**Exercise requirements:** Set down the records once more, please, exactly and with the pictures left out.

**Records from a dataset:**
+++++

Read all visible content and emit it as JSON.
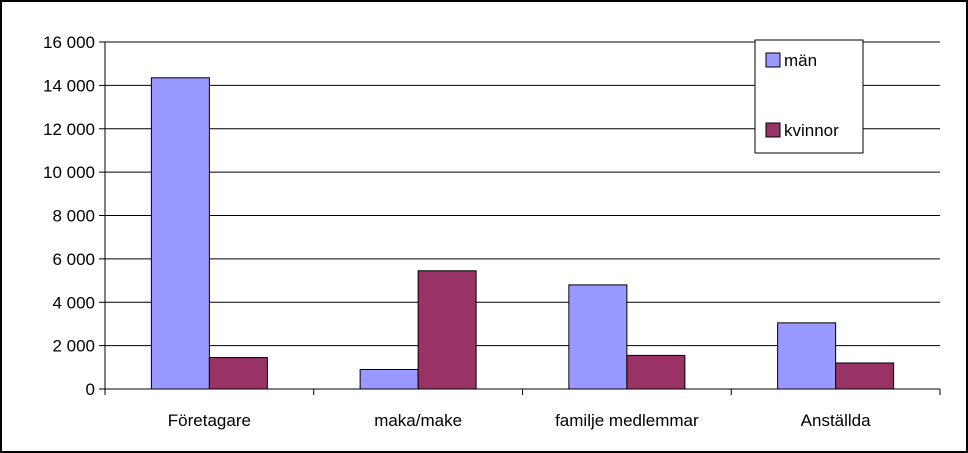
{
  "chart_data": {
    "type": "bar",
    "categories": [
      "Företagare",
      "maka/make",
      "familje medlemmar",
      "Anställda"
    ],
    "series": [
      {
        "name": "män",
        "values": [
          14350,
          900,
          4800,
          3050
        ],
        "color": "#9999ff"
      },
      {
        "name": "kvinnor",
        "values": [
          1450,
          5450,
          1550,
          1200
        ],
        "color": "#993366"
      }
    ],
    "ylim": [
      0,
      16000
    ],
    "yticks": [
      0,
      2000,
      4000,
      6000,
      8000,
      10000,
      12000,
      14000,
      16000
    ],
    "ytick_labels": [
      "0",
      "2 000",
      "4 000",
      "6 000",
      "8 000",
      "10 000",
      "12 000",
      "14 000",
      "16 000"
    ],
    "grid": true,
    "legend_position": "top-right",
    "title": "",
    "xlabel": "",
    "ylabel": ""
  }
}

+++++

**The answer:**
Read all visible content and emit it as JSON.
{
  "chart_data": {
    "type": "bar",
    "categories": [
      "Företagare",
      "maka/make",
      "familje medlemmar",
      "Anställda"
    ],
    "series": [
      {
        "name": "män",
        "values": [
          14350,
          900,
          4800,
          3050
        ],
        "color": "#9999ff"
      },
      {
        "name": "kvinnor",
        "values": [
          1450,
          5450,
          1550,
          1200
        ],
        "color": "#993366"
      }
    ],
    "ylim": [
      0,
      16000
    ],
    "yticks": [
      0,
      2000,
      4000,
      6000,
      8000,
      10000,
      12000,
      14000,
      16000
    ],
    "ytick_labels": [
      "0",
      "2 000",
      "4 000",
      "6 000",
      "8 000",
      "10 000",
      "12 000",
      "14 000",
      "16 000"
    ],
    "grid": true,
    "legend_position": "top-right",
    "title": "",
    "xlabel": "",
    "ylabel": ""
  }
}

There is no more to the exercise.